- [Required task]:
Could you output each line of the data that follows exactly?

- [Input]:
_____

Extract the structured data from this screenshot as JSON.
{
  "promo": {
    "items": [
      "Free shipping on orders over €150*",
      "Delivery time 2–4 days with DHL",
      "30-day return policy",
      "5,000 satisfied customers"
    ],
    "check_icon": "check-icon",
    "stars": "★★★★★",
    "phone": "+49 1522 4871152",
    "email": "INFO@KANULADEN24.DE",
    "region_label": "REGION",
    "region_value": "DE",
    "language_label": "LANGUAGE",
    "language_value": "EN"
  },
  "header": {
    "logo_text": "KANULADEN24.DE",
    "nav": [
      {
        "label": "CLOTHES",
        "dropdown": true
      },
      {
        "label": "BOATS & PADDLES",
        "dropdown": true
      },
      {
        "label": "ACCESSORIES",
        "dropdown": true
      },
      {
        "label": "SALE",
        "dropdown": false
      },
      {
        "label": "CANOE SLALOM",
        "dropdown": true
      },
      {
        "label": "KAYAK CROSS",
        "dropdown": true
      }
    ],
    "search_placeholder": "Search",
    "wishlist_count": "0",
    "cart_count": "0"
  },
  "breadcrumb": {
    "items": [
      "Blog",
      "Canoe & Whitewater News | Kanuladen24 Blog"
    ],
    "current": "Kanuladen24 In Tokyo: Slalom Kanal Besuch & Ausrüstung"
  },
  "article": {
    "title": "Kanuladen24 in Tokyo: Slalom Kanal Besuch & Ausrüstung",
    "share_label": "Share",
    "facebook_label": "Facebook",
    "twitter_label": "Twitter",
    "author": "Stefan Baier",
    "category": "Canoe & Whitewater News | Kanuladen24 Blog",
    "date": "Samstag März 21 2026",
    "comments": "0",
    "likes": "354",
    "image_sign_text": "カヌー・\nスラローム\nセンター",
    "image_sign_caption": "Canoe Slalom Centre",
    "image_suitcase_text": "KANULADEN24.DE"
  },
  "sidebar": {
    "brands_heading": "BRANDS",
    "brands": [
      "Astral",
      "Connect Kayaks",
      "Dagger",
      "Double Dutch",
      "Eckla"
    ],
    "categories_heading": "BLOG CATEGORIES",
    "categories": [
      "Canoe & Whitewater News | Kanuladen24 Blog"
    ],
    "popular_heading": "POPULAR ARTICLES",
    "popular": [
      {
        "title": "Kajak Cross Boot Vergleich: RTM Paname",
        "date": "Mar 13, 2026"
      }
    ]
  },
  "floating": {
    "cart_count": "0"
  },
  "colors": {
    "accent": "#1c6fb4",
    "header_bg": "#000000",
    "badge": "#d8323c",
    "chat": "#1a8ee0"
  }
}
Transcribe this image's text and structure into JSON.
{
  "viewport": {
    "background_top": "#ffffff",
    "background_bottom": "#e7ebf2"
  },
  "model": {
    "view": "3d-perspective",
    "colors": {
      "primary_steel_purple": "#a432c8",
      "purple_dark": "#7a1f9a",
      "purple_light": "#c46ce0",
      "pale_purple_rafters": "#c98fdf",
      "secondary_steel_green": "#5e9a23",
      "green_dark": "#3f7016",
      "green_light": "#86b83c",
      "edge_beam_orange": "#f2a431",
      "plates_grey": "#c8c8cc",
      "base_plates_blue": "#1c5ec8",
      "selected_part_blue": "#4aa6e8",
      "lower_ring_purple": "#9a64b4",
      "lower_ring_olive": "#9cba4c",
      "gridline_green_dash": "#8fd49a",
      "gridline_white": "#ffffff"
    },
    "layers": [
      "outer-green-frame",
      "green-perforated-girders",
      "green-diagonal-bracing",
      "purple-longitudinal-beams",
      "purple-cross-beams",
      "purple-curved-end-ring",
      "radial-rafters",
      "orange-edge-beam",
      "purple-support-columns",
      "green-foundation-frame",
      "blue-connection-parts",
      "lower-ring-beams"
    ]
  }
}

_____

- [Result for this exercise]:
Extract the structured data from this screenshot as JSON.
{
  "promo": {
    "items": [
      "Free shipping on orders over €150*",
      "Delivery time 2–4 days with DHL",
      "30-day return policy",
      "5,000 satisfied customers"
    ],
    "check_icon": "check-icon",
    "stars": "★★★★★",
    "phone": "+49 1522 4871152",
    "email": "INFO@KANULADEN24.DE",
    "region_label": "REGION",
    "region_value": "DE",
    "language_label": "LANGUAGE",
    "language_value": "EN"
  },
  "header": {
    "logo_text": "KANULADEN24.DE",
    "nav": [
      {
        "label": "CLOTHES",
        "dropdown": true
      },
      {
        "label": "BOATS & PADDLES",
        "dropdown": true
      },
      {
        "label": "ACCESSORIES",
        "dropdown": true
      },
      {
        "label": "SALE",
        "dropdown": false
      },
      {
        "label": "CANOE SLALOM",
        "dropdown": true
      },
      {
        "label": "KAYAK CROSS",
        "dropdown": true
      }
    ],
    "search_placeholder": "Search",
    "wishlist_count": "0",
    "cart_count": "0"
  },
  "breadcrumb": {
    "items": [
      "Blog",
      "Canoe & Whitewater News | Kanuladen24 Blog"
    ],
    "current": "Kanuladen24 In Tokyo: Slalom Kanal Besuch & Ausrüstung"
  },
  "article": {
    "title": "Kanuladen24 in Tokyo: Slalom Kanal Besuch & Ausrüstung",
    "share_label": "Share",
    "facebook_label": "Facebook",
    "twitter_label": "Twitter",
    "author": "Stefan Baier",
    "category": "Canoe & Whitewater News | Kanuladen24 Blog",
    "date": "Samstag März 21 2026",
    "comments": "0",
    "likes": "354",
    "image_sign_text": "カヌー・\nスラローム\nセンター",
    "image_sign_caption": "Canoe Slalom Centre",
    "image_suitcase_text": "KANULADEN24.DE"
  },
  "sidebar": {
    "brands_heading": "BRANDS",
    "brands": [
      "Astral",
      "Connect Kayaks",
      "Dagger",
      "Double Dutch",
      "Eckla"
    ],
    "categories_heading": "BLOG CATEGORIES",
    "categories": [
      "Canoe & Whitewater News | Kanuladen24 Blog"
    ],
    "popular_heading": "POPULAR ARTICLES",
    "popular": [
      {
        "title": "Kajak Cross Boot Vergleich: RTM Paname",
        "date": "Mar 13, 2026"
      }
    ]
  },
  "floating": {
    "cart_count": "0"
  },
  "colors": {
    "accent": "#1c6fb4",
    "header_bg": "#000000",
    "badge": "#d8323c",
    "chat": "#1a8ee0"
  }
}
Transcribe this image's text and structure into JSON.
{
  "viewport": {
    "background_top": "#ffffff",
    "background_bottom": "#e7ebf2"
  },
  "model": {
    "view": "3d-perspective",
    "colors": {
      "primary_steel_purple": "#a432c8",
      "purple_dark": "#7a1f9a",
      "purple_light": "#c46ce0",
      "pale_purple_rafters": "#c98fdf",
      "secondary_steel_green": "#5e9a23",
      "green_dark": "#3f7016",
      "green_light": "#86b83c",
      "edge_beam_orange": "#f2a431",
      "plates_grey": "#c8c8cc",
      "base_plates_blue": "#1c5ec8",
      "selected_part_blue": "#4aa6e8",
      "lower_ring_purple": "#9a64b4",
      "lower_ring_olive": "#9cba4c",
      "gridline_green_dash": "#8fd49a",
      "gridline_white": "#ffffff"
    },
    "layers": [
      "outer-green-frame",
      "green-perforated-girders",
      "green-diagonal-bracing",
      "purple-longitudinal-beams",
      "purple-cross-beams",
      "purple-curved-end-ring",
      "radial-rafters",
      "orange-edge-beam",
      "purple-support-columns",
      "green-foundation-frame",
      "blue-connection-parts",
      "lower-ring-beams"
    ]
  }
}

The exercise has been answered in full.